Problem to solve
Find how many lines in the material hold the word "JSON", then state that number and nothing more.

Lines of data

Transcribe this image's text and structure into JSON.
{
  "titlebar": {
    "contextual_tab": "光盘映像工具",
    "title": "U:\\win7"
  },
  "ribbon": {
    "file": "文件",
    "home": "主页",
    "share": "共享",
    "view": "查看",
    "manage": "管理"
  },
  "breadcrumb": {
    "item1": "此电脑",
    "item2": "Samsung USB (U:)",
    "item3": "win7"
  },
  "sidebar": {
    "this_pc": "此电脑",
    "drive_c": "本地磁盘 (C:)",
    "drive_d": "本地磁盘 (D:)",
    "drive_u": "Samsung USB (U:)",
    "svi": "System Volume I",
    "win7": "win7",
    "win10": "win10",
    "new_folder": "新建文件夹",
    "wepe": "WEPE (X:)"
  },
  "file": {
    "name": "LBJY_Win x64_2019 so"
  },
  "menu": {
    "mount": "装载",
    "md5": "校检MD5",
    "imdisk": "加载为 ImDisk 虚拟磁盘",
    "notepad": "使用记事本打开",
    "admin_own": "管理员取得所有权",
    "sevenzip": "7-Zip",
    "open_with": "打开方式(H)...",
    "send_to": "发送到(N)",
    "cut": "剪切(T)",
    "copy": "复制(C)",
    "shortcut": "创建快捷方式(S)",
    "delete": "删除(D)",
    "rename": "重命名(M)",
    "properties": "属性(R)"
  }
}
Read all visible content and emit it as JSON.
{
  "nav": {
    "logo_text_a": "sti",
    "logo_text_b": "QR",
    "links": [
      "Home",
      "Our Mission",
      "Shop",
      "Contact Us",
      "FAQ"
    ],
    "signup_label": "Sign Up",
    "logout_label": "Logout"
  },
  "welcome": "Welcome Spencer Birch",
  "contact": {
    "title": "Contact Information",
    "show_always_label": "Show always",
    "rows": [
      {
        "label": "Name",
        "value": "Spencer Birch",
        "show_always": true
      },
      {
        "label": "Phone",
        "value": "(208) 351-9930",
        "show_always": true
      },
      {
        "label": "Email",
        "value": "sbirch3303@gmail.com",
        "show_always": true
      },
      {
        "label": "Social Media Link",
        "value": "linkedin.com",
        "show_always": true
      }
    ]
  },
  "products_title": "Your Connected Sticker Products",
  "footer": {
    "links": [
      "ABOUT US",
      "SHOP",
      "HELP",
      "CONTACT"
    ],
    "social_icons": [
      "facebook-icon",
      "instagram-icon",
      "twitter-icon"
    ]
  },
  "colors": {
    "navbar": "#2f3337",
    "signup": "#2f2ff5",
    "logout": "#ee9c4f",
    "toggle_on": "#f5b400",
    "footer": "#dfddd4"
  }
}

Reply
2